** START Data rows **

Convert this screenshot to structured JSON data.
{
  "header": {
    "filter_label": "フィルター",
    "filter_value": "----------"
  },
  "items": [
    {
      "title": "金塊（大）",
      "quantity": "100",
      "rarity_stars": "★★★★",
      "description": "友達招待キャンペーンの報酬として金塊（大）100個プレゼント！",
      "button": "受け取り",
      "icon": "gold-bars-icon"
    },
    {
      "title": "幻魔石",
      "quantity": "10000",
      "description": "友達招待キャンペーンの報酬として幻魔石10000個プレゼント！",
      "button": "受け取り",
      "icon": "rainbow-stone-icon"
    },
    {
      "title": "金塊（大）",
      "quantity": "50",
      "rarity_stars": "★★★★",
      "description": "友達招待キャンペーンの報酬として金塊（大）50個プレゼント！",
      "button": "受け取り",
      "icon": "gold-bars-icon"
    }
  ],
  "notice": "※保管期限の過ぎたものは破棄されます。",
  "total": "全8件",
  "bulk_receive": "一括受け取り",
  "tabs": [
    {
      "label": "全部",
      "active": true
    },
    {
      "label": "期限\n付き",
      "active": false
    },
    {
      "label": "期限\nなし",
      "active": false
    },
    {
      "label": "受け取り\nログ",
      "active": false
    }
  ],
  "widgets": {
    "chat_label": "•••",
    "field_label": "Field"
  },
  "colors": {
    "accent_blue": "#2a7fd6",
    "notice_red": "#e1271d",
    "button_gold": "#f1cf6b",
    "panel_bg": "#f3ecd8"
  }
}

** END Data rows **

Output all of the data again. Match it exactly.

Convert this screenshot to structured JSON data.
{
  "header": {
    "filter_label": "フィルター",
    "filter_value": "----------"
  },
  "items": [
    {
      "title": "金塊（大）",
      "quantity": "100",
      "rarity_stars": "★★★★",
      "description": "友達招待キャンペーンの報酬として金塊（大）100個プレゼント！",
      "button": "受け取り",
      "icon": "gold-bars-icon"
    },
    {
      "title": "幻魔石",
      "quantity": "10000",
      "description": "友達招待キャンペーンの報酬として幻魔石10000個プレゼント！",
      "button": "受け取り",
      "icon": "rainbow-stone-icon"
    },
    {
      "title": "金塊（大）",
      "quantity": "50",
      "rarity_stars": "★★★★",
      "description": "友達招待キャンペーンの報酬として金塊（大）50個プレゼント！",
      "button": "受け取り",
      "icon": "gold-bars-icon"
    }
  ],
  "notice": "※保管期限の過ぎたものは破棄されます。",
  "total": "全8件",
  "bulk_receive": "一括受け取り",
  "tabs": [
    {
      "label": "全部",
      "active": true
    },
    {
      "label": "期限\n付き",
      "active": false
    },
    {
      "label": "期限\nなし",
      "active": false
    },
    {
      "label": "受け取り\nログ",
      "active": false
    }
  ],
  "widgets": {
    "chat_label": "•••",
    "field_label": "Field"
  },
  "colors": {
    "accent_blue": "#2a7fd6",
    "notice_red": "#e1271d",
    "button_gold": "#f1cf6b",
    "panel_bg": "#f3ecd8"
  }
}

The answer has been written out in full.